Exercise brief = Every record should be copied exactly, except that pictures are to be omitted.
==== Material to process
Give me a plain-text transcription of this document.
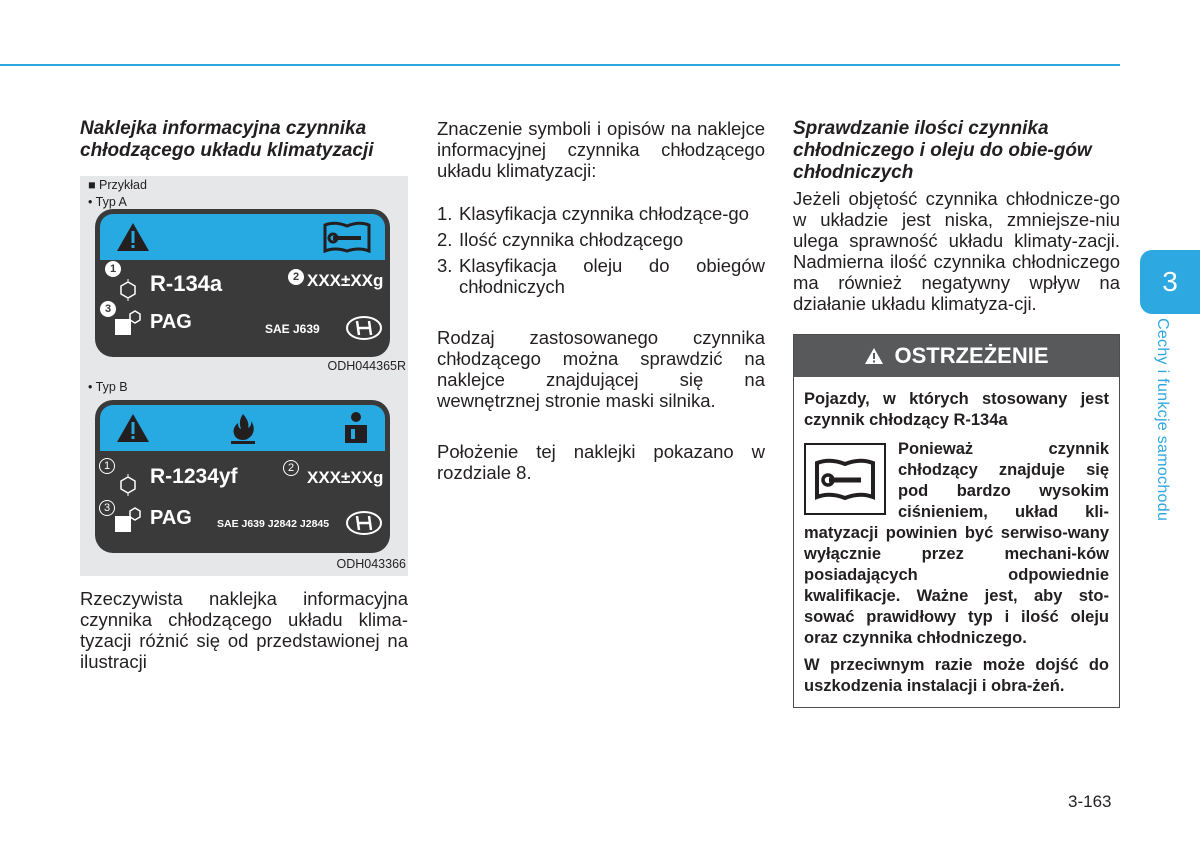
Naklejka informacyjna czynnika chłodzącego układu klimatyzacji
■ Przykład
• Typ A
1
R-134a	2 XXX±XXg
3
PAG	SAE J639
ODH044365R
• Typ B
1 R-1234yf	2 XXX±XXg
3 PAG SAE J639 J2842 J2845
ODH043366

Rzeczywista naklejka informacyjna czynnika chłodzącego układu klima-tyzacji różnić się od przedstawionej na ilustracji

Znaczenie symboli i opisów na naklejce informacyjnej czynnika chłodzącego układu klimatyzacji:

1. Klasyfikacja czynnika chłodzące-go
2. Ilość czynnika chłodzącego
3. Klasyfikacja oleju do obiegów chłodniczych

Rodzaj zastosowanego czynnika chłodzącego można sprawdzić na naklejce znajdującej się na wewnętrznej stronie maski silnika.

Położenie tej naklejki pokazano w rozdziale 8.

Sprawdzanie ilości czynnika chłodniczego i oleju do obie-gów chłodniczych

Jeżeli objętość czynnika chłodnicze-go w układzie jest niska, zmniejsze-niu ulega sprawność układu klimaty-zacji. Nadmierna ilość czynnika chłodniczego ma również negatywny wpływ na działanie układu klimatyza-cji.

OSTRZEŻENIE

Pojazdy, w których stosowany jest czynnik chłodzący R-134a

Ponieważ czynnik chłodzący znajduje się pod bardzo wysokim ciśnieniem, układ kli-matyzacji powinien być serwiso-wany wyłącznie przez mechani-ków posiadających odpowiednie kwalifikacje. Ważne jest, aby sto-sować prawidłowy typ i ilość oleju oraz czynnika chłodniczego.

W przeciwnym razie może dojść do uszkodzenia instalacji i obra-żeń.

3
Cechy i funkcje samochodu
3-163
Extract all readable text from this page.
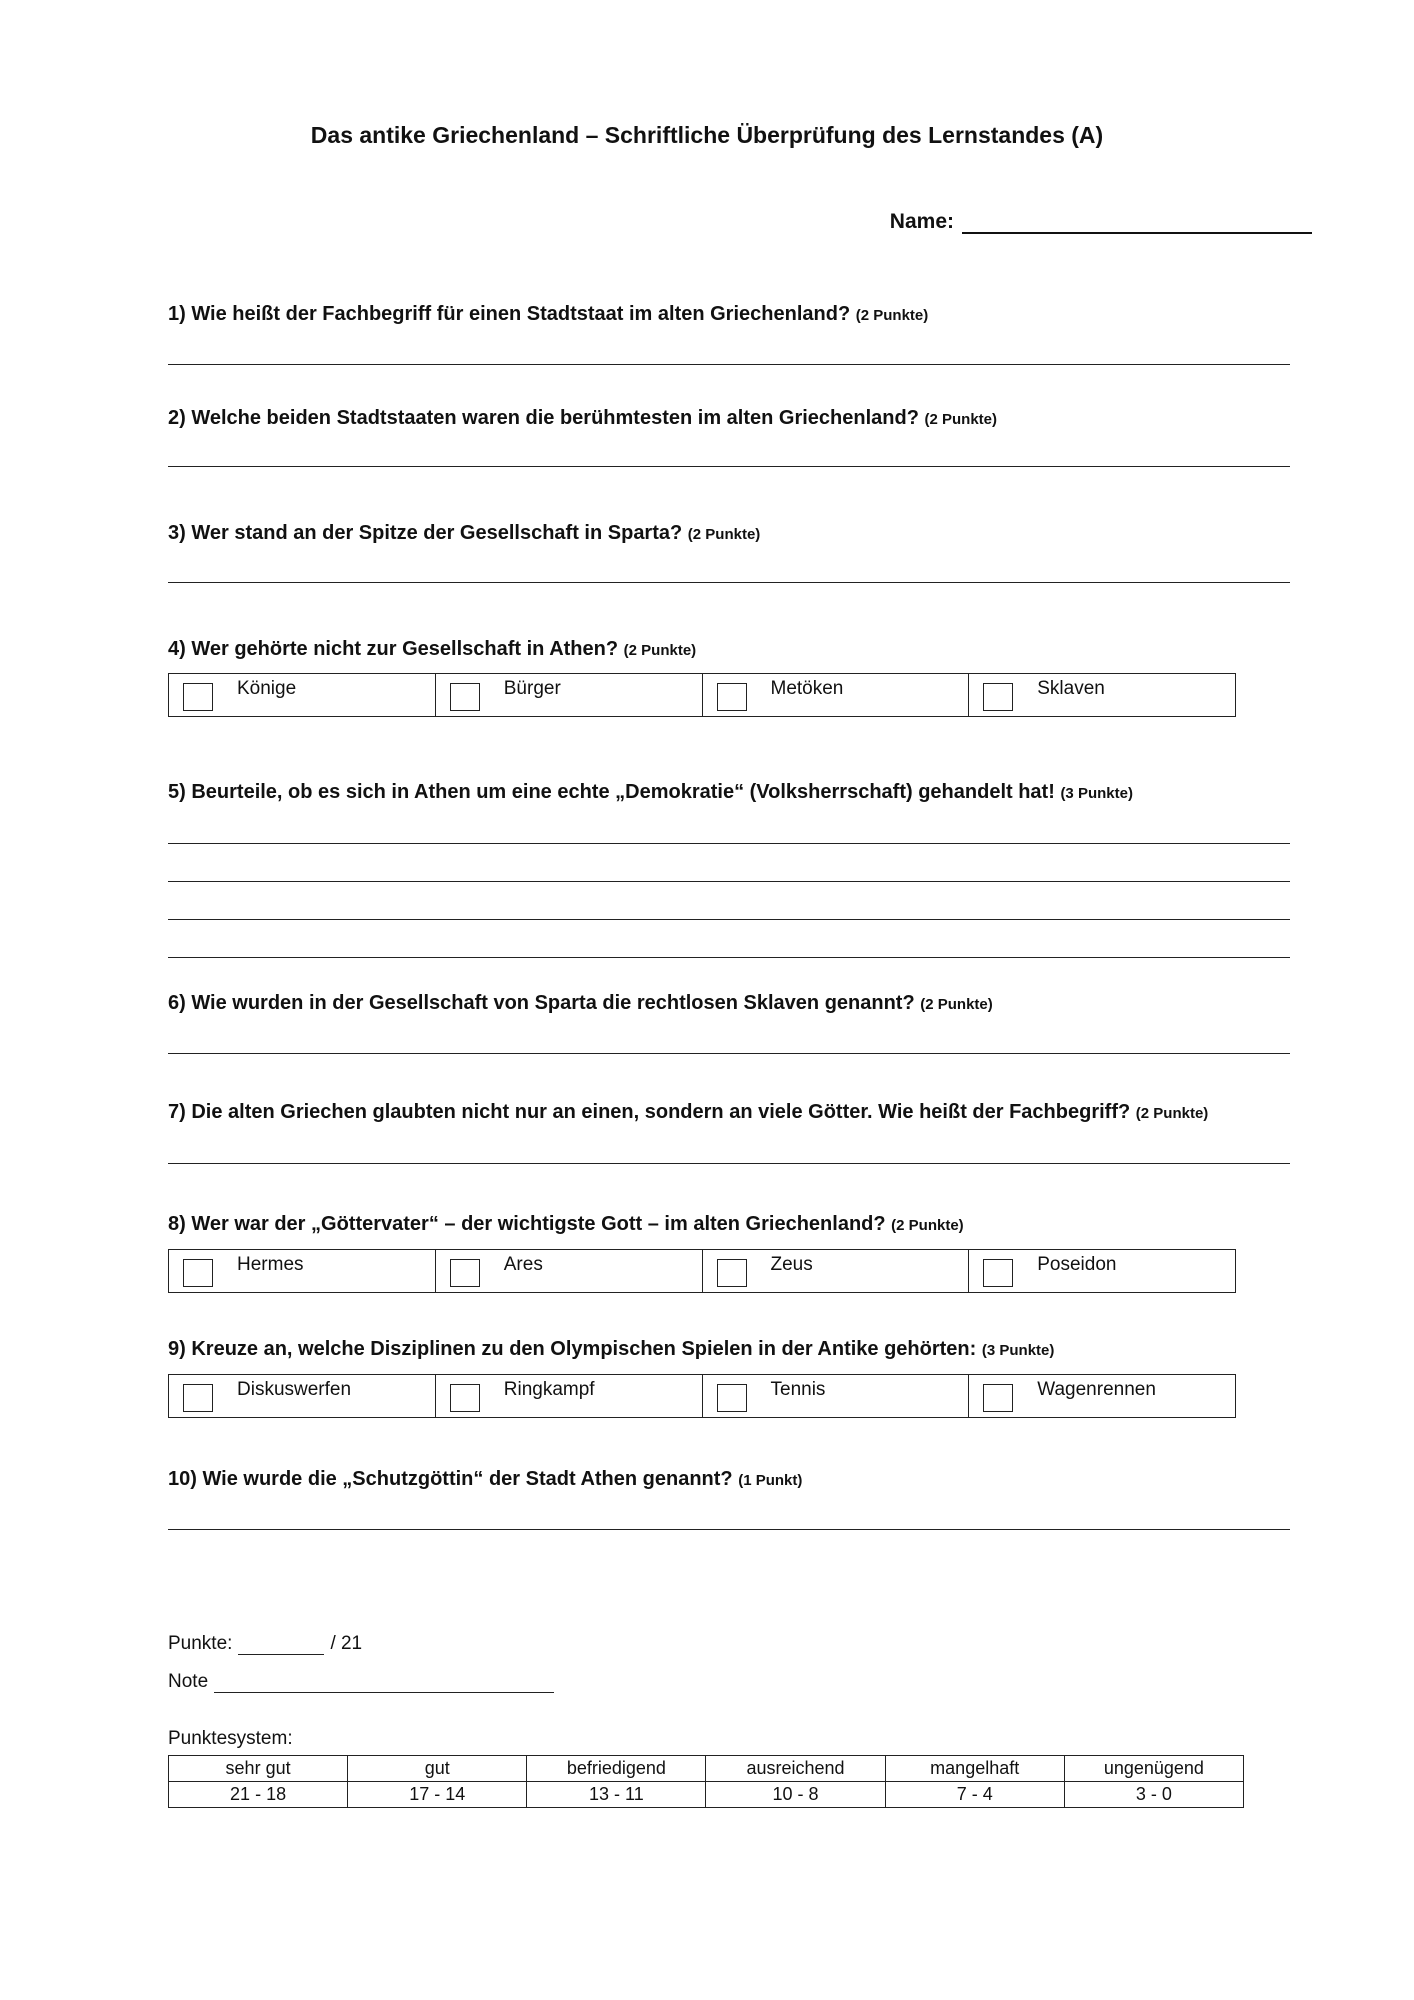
Das antike Griechenland – Schriftliche Überprüfung des Lernstandes (A)
Name:
1) Wie heißt der Fachbegriff für einen Stadtstaat im alten Griechenland? (2 Punkte)
2) Welche beiden Stadtstaaten waren die berühmtesten im alten Griechenland? (2 Punkte)
3) Wer stand an der Spitze der Gesellschaft in Sparta? (2 Punkte)
4) Wer gehörte nicht zur Gesellschaft in Athen? (2 Punkte)
Könige	Bürger	Metöken	Sklaven
5) Beurteile, ob es sich in Athen um eine echte „Demokratie“ (Volksherrschaft) gehandelt hat! (3 Punkte)
6) Wie wurden in der Gesellschaft von Sparta die rechtlosen Sklaven genannt? (2 Punkte)
7) Die alten Griechen glaubten nicht nur an einen, sondern an viele Götter. Wie heißt der Fachbegriff? (2 Punkte)
8) Wer war der „Göttervater“ – der wichtigste Gott – im alten Griechenland? (2 Punkte)
Hermes	Ares	Zeus	Poseidon
9) Kreuze an, welche Disziplinen zu den Olympischen Spielen in der Antike gehörten: (3 Punkte)
Diskuswerfen	Ringkampf	Tennis	Wagenrennen
10) Wie wurde die „Schutzgöttin“ der Stadt Athen genannt? (1 Punkt)
Punkte:	/ 21
Note
Punktesystem:
sehr gut	gut	befriedigend	ausreichend	mangelhaft	ungenügend
21 - 18	17 - 14	13 - 11	10 - 8	7 - 4	3 - 0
========
Task output =
Give me a plain-text transcription of this document.
Naklejka informacyjna czynnika chłodzącego układu klimatyzacji
■ Przykład
• Typ A
1
R-134a	2 XXX±XXg
3
PAG	SAE J639
ODH044365R
• Typ B
1 R-1234yf	2 XXX±XXg
3 PAG SAE J639 J2842 J2845
ODH043366

Rzeczywista naklejka informacyjna czynnika chłodzącego układu klima-tyzacji różnić się od przedstawionej na ilustracji

Znaczenie symboli i opisów na naklejce informacyjnej czynnika chłodzącego układu klimatyzacji:

1. Klasyfikacja czynnika chłodzące-go
2. Ilość czynnika chłodzącego
3. Klasyfikacja oleju do obiegów chłodniczych

Rodzaj zastosowanego czynnika chłodzącego można sprawdzić na naklejce znajdującej się na wewnętrznej stronie maski silnika.

Położenie tej naklejki pokazano w rozdziale 8.

Sprawdzanie ilości czynnika chłodniczego i oleju do obie-gów chłodniczych

Jeżeli objętość czynnika chłodnicze-go w układzie jest niska, zmniejsze-niu ulega sprawność układu klimaty-zacji. Nadmierna ilość czynnika chłodniczego ma również negatywny wpływ na działanie układu klimatyza-cji.

OSTRZEŻENIE

Pojazdy, w których stosowany jest czynnik chłodzący R-134a

Ponieważ czynnik chłodzący znajduje się pod bardzo wysokim ciśnieniem, układ kli-matyzacji powinien być serwiso-wany wyłącznie przez mechani-ków posiadających odpowiednie kwalifikacje. Ważne jest, aby sto-sować prawidłowy typ i ilość oleju oraz czynnika chłodniczego.

W przeciwnym razie może dojść do uszkodzenia instalacji i obra-żeń.

3
Cechy i funkcje samochodu
3-163
Extract all readable text from this page.
Das antike Griechenland – Schriftliche Überprüfung des Lernstandes (A)
Name:
1) Wie heißt der Fachbegriff für einen Stadtstaat im alten Griechenland? (2 Punkte)
2) Welche beiden Stadtstaaten waren die berühmtesten im alten Griechenland? (2 Punkte)
3) Wer stand an der Spitze der Gesellschaft in Sparta? (2 Punkte)
4) Wer gehörte nicht zur Gesellschaft in Athen? (2 Punkte)
Könige	Bürger	Metöken	Sklaven
5) Beurteile, ob es sich in Athen um eine echte „Demokratie“ (Volksherrschaft) gehandelt hat! (3 Punkte)
6) Wie wurden in der Gesellschaft von Sparta die rechtlosen Sklaven genannt? (2 Punkte)
7) Die alten Griechen glaubten nicht nur an einen, sondern an viele Götter. Wie heißt der Fachbegriff? (2 Punkte)
8) Wer war der „Göttervater“ – der wichtigste Gott – im alten Griechenland? (2 Punkte)
Hermes	Ares	Zeus	Poseidon
9) Kreuze an, welche Disziplinen zu den Olympischen Spielen in der Antike gehörten: (3 Punkte)
Diskuswerfen	Ringkampf	Tennis	Wagenrennen
10) Wie wurde die „Schutzgöttin“ der Stadt Athen genannt? (1 Punkt)
Punkte:	/ 21
Note
Punktesystem:
sehr gut	gut	befriedigend	ausreichend	mangelhaft	ungenügend
21 - 18	17 - 14	13 - 11	10 - 8	7 - 4	3 - 0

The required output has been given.